「居酒屋ふじや」の商標審査を扱った文章を、最後の文の後から書き継いでください。

本文

══════════════════════════════

以下、これらをまとめて「引用商標」ということがある。

3 当審の判断
(1)本願商標について
本願商標は、上記1のとおり「居酒屋ふじや」の文字からなるところ、その構成中の「居酒屋」の文字部分と「ふじや」の文字部分とは、漢字と平仮名の文字種の差異があることから、本願商標は、「居酒屋」と「ふじや」の文字を結合してなるものと容易に認識されるものである。
そして、本願商標の構成中「居酒屋」の文字部分は、「店先で酒を飲ませる酒屋。また、安く酒を飲ませる店。」(株式会社岩波書店「広辞苑第7版」)の意味を有する語として一般に知られているものであって、本願の指定役務である「居酒屋における飲食物の提供」との関係においては、本願商標に接する需要者をして、役務の提供の場所を表したものと認識させるにとどまることから、該文字部分は、役務の出所識別標識としての機能を有しないか、又は極めて弱いものといえる。
また、本願商標の構成中「ふじや」の文字部分は、一般的な辞書に掲載がなく、特定の意味合いを有する語として知られているとも認められないものであるから、一種の造語と認められ、特定の観念を生じないものである。

══════════════════════════════

資料の抜粋
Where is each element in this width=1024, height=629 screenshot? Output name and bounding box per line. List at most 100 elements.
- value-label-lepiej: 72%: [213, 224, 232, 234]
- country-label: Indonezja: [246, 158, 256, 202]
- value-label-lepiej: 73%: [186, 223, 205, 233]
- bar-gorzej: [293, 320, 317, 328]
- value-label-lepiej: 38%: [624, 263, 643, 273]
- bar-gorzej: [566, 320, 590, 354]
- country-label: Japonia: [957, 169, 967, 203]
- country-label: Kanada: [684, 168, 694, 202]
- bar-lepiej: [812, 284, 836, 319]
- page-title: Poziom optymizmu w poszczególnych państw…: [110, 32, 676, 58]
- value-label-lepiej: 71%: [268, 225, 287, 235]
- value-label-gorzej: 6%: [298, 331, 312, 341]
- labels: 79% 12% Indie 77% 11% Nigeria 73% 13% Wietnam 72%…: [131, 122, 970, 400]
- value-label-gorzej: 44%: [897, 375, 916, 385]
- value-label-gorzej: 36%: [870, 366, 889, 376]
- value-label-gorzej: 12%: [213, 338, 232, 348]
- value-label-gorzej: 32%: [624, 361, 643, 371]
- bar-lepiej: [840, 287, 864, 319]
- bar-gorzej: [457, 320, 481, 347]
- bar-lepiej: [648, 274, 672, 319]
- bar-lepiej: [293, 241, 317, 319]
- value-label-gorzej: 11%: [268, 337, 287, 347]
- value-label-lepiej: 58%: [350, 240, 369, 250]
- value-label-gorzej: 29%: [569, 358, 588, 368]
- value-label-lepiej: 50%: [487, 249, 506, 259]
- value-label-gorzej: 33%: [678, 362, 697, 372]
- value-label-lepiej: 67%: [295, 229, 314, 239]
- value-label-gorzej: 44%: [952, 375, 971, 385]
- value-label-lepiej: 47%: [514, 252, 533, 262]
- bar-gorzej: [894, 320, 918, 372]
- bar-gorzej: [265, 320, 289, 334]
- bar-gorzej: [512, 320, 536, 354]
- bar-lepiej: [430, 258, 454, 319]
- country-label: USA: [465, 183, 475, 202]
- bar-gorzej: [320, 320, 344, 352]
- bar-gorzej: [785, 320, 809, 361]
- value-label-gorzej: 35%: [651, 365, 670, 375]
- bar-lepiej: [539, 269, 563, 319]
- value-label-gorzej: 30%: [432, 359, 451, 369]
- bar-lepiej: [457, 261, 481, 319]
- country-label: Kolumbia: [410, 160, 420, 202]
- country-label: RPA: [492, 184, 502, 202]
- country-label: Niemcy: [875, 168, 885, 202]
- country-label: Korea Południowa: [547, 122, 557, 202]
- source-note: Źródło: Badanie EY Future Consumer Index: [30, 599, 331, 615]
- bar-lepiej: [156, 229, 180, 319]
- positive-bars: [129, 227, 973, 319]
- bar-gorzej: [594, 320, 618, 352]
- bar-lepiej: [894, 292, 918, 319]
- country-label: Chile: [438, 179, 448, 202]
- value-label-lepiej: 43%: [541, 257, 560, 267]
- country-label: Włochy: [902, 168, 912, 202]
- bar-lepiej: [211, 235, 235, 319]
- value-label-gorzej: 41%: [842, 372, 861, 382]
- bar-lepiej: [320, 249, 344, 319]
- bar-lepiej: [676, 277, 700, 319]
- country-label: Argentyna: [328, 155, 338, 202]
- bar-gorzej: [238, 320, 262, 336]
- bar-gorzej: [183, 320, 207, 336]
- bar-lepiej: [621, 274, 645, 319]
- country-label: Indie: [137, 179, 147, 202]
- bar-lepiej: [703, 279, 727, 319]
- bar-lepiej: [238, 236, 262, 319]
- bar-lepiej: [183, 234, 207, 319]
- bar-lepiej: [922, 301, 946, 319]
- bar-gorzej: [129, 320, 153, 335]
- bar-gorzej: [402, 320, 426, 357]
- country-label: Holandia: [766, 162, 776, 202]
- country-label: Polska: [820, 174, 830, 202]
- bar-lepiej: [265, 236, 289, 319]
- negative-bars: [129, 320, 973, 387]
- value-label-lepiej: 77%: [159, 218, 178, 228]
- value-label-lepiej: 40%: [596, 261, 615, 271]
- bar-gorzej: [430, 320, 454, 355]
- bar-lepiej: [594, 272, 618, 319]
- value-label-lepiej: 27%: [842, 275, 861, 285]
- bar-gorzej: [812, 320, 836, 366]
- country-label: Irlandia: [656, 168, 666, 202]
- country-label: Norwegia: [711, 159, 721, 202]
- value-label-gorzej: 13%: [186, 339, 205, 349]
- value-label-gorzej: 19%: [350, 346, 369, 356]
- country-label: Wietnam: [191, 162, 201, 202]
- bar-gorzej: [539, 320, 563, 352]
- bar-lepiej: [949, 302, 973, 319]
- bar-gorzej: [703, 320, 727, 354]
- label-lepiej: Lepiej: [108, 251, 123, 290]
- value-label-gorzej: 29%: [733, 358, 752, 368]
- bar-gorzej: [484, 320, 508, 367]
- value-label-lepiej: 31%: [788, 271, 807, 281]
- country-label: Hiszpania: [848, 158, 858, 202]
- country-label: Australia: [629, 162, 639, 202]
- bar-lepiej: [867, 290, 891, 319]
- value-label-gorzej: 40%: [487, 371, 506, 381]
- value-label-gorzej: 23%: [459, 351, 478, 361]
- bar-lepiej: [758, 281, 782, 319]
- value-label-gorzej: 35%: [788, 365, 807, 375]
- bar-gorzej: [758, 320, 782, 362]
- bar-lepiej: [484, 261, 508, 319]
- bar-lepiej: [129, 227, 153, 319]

══════════════════════════════

問題の解答
そうすると、本願商標の構成中「居酒屋」の文字部分は出所識別標識としての称呼、観念が生じないものであるから、本願商標は、その構成中「ふじや」の文字部分が取引者、需要者に対し役務の出所識別標識として強く印象付けられる要部であるといえる。
してみれば、本願商標は、その構成中「ふじや」の文字部分を抽出し、他人の商標と比較することが許されるものであり、該文字部分が独立して役務の出所識別標識としての機能を果たし得るものというべきである。
したがって、本願商標は、その構成文字全体から「イザカヤフジヤ」の称呼を生じるほか、その構成中の「ふじや」の文字部分から「フジヤ」の称呼を生じ、特定の観念を生じないものである。
(2)引用商標について
引用商標1及び引用商標2は、上記2(1)及び(2)のとおり、それぞれ「不二家」及び「FUJIYA」の文字からなるところ、該文字は、一般的な辞書に掲載がなく、特定の意味合いを有する語として知られているとも認められないものであるから、一種の造語と認められ、特定の観念を生じないものである。
そうすると、引用商標は、各構成文字に相応し、いずれも「フジヤ」の称呼を生じ、特定の観念を生じないものである。
(3)本願商標と引用商標の類否について
本願商標と引用商標の類否を検討すると、外観においては、それぞれ上記(1)及び(2)のとおりの構成からなるところ、両者は、その構成文字に差異を有するものであるから、外観上、相違するものである。
次に、称呼においては、本願商標から生じる称呼は「イザカヤフジヤ」及び「フジヤ」であり、引用商標から生じる称呼は「フジヤ」であるから、両者は、「フジヤ」の称呼を共通にするものである。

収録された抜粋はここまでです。